- _STATED TASK_
Return each of the rows below, copying every line character for character.

━━━ DATA EXTRACT ━━━

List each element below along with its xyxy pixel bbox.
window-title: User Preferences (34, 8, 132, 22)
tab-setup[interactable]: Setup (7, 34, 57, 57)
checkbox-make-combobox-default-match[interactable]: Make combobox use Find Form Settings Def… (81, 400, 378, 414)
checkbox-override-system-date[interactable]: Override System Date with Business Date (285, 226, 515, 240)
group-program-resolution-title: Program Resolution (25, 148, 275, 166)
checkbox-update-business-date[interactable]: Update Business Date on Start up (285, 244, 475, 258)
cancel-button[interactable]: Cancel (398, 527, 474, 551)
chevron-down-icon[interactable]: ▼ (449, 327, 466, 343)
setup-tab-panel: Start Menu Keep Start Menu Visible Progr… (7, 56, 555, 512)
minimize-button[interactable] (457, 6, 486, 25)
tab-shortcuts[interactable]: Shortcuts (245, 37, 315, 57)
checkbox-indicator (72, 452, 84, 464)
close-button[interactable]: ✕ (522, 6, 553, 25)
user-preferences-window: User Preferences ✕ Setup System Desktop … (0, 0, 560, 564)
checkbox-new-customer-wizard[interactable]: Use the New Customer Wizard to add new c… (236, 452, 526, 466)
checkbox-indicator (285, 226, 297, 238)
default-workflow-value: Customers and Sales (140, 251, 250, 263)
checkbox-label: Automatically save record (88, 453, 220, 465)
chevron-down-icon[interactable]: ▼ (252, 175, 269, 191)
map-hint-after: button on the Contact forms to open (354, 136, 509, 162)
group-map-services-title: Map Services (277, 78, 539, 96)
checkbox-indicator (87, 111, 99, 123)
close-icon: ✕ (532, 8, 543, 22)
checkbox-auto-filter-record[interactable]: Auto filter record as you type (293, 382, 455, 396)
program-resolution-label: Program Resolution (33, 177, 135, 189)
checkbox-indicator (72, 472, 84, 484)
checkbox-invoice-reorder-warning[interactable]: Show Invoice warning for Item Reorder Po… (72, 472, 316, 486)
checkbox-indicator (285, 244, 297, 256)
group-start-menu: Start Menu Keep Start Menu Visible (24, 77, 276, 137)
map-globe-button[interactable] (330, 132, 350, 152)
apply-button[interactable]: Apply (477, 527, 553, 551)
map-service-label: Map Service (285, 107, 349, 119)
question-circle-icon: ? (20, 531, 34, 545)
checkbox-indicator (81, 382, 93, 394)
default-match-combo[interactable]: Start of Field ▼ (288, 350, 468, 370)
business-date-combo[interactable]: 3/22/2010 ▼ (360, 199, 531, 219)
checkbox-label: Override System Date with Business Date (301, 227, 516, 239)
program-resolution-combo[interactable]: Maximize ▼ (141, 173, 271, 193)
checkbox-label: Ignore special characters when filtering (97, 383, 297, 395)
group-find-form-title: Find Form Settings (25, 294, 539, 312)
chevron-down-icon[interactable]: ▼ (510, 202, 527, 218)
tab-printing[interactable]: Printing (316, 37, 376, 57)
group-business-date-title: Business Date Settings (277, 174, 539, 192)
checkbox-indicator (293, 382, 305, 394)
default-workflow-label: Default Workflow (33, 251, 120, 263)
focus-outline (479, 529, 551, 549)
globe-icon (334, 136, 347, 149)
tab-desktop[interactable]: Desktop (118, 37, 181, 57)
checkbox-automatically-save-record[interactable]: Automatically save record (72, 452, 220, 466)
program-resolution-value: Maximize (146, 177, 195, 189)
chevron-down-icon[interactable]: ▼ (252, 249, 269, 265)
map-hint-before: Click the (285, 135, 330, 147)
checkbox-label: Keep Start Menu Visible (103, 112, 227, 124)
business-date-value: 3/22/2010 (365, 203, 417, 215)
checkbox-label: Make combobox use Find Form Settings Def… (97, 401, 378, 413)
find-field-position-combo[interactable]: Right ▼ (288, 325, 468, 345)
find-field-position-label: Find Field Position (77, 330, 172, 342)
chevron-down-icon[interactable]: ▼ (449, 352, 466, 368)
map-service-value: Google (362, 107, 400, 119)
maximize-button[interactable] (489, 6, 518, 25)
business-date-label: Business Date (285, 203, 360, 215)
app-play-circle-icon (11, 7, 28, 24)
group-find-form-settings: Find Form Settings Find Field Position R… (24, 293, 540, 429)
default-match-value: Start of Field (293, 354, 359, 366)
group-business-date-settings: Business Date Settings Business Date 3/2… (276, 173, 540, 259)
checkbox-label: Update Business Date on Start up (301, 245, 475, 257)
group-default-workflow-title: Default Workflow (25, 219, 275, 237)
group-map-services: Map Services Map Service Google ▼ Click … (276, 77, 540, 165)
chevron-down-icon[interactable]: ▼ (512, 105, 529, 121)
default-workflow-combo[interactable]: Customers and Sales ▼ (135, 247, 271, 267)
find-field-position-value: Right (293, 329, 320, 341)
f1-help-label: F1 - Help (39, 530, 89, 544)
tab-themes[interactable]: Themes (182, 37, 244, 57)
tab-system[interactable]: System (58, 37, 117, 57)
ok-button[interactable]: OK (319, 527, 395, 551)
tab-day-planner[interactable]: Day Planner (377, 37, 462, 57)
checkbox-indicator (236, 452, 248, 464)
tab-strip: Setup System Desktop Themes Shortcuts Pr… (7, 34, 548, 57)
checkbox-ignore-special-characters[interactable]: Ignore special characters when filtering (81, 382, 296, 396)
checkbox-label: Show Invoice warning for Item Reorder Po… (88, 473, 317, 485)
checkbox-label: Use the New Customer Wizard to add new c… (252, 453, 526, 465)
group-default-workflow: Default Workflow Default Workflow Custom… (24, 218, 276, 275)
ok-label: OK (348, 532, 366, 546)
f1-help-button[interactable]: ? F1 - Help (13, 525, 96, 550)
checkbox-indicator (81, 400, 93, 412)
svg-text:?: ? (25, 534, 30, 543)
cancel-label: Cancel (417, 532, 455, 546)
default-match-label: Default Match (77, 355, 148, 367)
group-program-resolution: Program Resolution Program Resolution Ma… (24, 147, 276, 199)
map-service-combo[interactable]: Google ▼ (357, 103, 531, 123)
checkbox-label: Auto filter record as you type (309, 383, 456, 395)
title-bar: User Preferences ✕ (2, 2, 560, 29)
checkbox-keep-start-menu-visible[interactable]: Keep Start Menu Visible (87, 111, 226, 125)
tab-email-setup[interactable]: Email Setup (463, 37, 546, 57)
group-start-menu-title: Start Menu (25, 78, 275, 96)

━━━

- _ANSWER TO THIS PROBLEM_
List each element below along with its xyxy pixel bbox.
window-title: User Preferences (34, 8, 132, 22)
tab-setup[interactable]: Setup (7, 34, 57, 57)
checkbox-make-combobox-default-match[interactable]: Make combobox use Find Form Settings Def… (81, 400, 378, 414)
checkbox-override-system-date[interactable]: Override System Date with Business Date (285, 226, 515, 240)
group-program-resolution-title: Program Resolution (25, 148, 275, 166)
checkbox-update-business-date[interactable]: Update Business Date on Start up (285, 244, 475, 258)
cancel-button[interactable]: Cancel (398, 527, 474, 551)
chevron-down-icon[interactable]: ▼ (449, 327, 466, 343)
setup-tab-panel: Start Menu Keep Start Menu Visible Progr… (7, 56, 555, 512)
minimize-button[interactable] (457, 6, 486, 25)
tab-shortcuts[interactable]: Shortcuts (245, 37, 315, 57)
checkbox-indicator (72, 452, 84, 464)
close-button[interactable]: ✕ (522, 6, 553, 25)
user-preferences-window: User Preferences ✕ Setup System Desktop … (0, 0, 560, 564)
checkbox-new-customer-wizard[interactable]: Use the New Customer Wizard to add new c… (236, 452, 526, 466)
checkbox-indicator (285, 226, 297, 238)
default-workflow-value: Customers and Sales (140, 251, 250, 263)
checkbox-label: Automatically save record (88, 453, 220, 465)
chevron-down-icon[interactable]: ▼ (252, 175, 269, 191)
map-hint-after: button on the Contact forms to open (354, 136, 509, 162)
group-map-services-title: Map Services (277, 78, 539, 96)
checkbox-indicator (87, 111, 99, 123)
close-icon: ✕ (532, 8, 543, 22)
checkbox-auto-filter-record[interactable]: Auto filter record as you type (293, 382, 455, 396)
program-resolution-label: Program Resolution (33, 177, 135, 189)
checkbox-indicator (72, 472, 84, 484)
checkbox-invoice-reorder-warning[interactable]: Show Invoice warning for Item Reorder Po… (72, 472, 316, 486)
checkbox-indicator (285, 244, 297, 256)
group-start-menu: Start Menu Keep Start Menu Visible (24, 77, 276, 137)
map-globe-button[interactable] (330, 132, 350, 152)
apply-button[interactable]: Apply (477, 527, 553, 551)
map-service-label: Map Service (285, 107, 349, 119)
question-circle-icon: ? (20, 531, 34, 545)
checkbox-indicator (81, 382, 93, 394)
default-match-combo[interactable]: Start of Field ▼ (288, 350, 468, 370)
business-date-combo[interactable]: 3/22/2010 ▼ (360, 199, 531, 219)
checkbox-label: Override System Date with Business Date (301, 227, 516, 239)
program-resolution-combo[interactable]: Maximize ▼ (141, 173, 271, 193)
checkbox-label: Ignore special characters when filtering (97, 383, 297, 395)
group-find-form-title: Find Form Settings (25, 294, 539, 312)
chevron-down-icon[interactable]: ▼ (510, 202, 527, 218)
tab-printing[interactable]: Printing (316, 37, 376, 57)
group-business-date-title: Business Date Settings (277, 174, 539, 192)
checkbox-indicator (293, 382, 305, 394)
default-workflow-label: Default Workflow (33, 251, 120, 263)
focus-outline (479, 529, 551, 549)
globe-icon (334, 136, 347, 149)
tab-desktop[interactable]: Desktop (118, 37, 181, 57)
checkbox-automatically-save-record[interactable]: Automatically save record (72, 452, 220, 466)
program-resolution-value: Maximize (146, 177, 195, 189)
chevron-down-icon[interactable]: ▼ (252, 249, 269, 265)
map-hint-before: Click the (285, 135, 330, 147)
checkbox-label: Keep Start Menu Visible (103, 112, 227, 124)
business-date-value: 3/22/2010 (365, 203, 417, 215)
checkbox-label: Make combobox use Find Form Settings Def… (97, 401, 378, 413)
find-field-position-combo[interactable]: Right ▼ (288, 325, 468, 345)
find-field-position-label: Find Field Position (77, 330, 172, 342)
chevron-down-icon[interactable]: ▼ (449, 352, 466, 368)
map-service-value: Google (362, 107, 400, 119)
maximize-button[interactable] (489, 6, 518, 25)
business-date-label: Business Date (285, 203, 360, 215)
app-play-circle-icon (11, 7, 28, 24)
group-find-form-settings: Find Form Settings Find Field Position R… (24, 293, 540, 429)
default-match-value: Start of Field (293, 354, 359, 366)
group-business-date-settings: Business Date Settings Business Date 3/2… (276, 173, 540, 259)
checkbox-label: Update Business Date on Start up (301, 245, 475, 257)
group-default-workflow-title: Default Workflow (25, 219, 275, 237)
group-map-services: Map Services Map Service Google ▼ Click … (276, 77, 540, 165)
chevron-down-icon[interactable]: ▼ (512, 105, 529, 121)
default-workflow-combo[interactable]: Customers and Sales ▼ (135, 247, 271, 267)
find-field-position-value: Right (293, 329, 320, 341)
f1-help-label: F1 - Help (39, 530, 89, 544)
tab-themes[interactable]: Themes (182, 37, 244, 57)
tab-system[interactable]: System (58, 37, 117, 57)
ok-button[interactable]: OK (319, 527, 395, 551)
tab-day-planner[interactable]: Day Planner (377, 37, 462, 57)
checkbox-indicator (236, 452, 248, 464)
tab-strip: Setup System Desktop Themes Shortcuts Pr… (7, 34, 548, 57)
checkbox-ignore-special-characters[interactable]: Ignore special characters when filtering (81, 382, 296, 396)
checkbox-label: Show Invoice warning for Item Reorder Po… (88, 473, 317, 485)
checkbox-label: Use the New Customer Wizard to add new c… (252, 453, 526, 465)
group-default-workflow: Default Workflow Default Workflow Custom… (24, 218, 276, 275)
ok-label: OK (348, 532, 366, 546)
f1-help-button[interactable]: ? F1 - Help (13, 525, 96, 550)
checkbox-indicator (81, 400, 93, 412)
svg-text:?: ? (25, 534, 30, 543)
cancel-label: Cancel (417, 532, 455, 546)
default-match-label: Default Match (77, 355, 148, 367)
group-program-resolution: Program Resolution Program Resolution Ma… (24, 147, 276, 199)
map-service-combo[interactable]: Google ▼ (357, 103, 531, 123)
checkbox-label: Auto filter record as you type (309, 383, 456, 395)
title-bar: User Preferences ✕ (2, 2, 560, 29)
checkbox-keep-start-menu-visible[interactable]: Keep Start Menu Visible (87, 111, 226, 125)
tab-email-setup[interactable]: Email Setup (463, 37, 546, 57)
group-start-menu-title: Start Menu (25, 78, 275, 96)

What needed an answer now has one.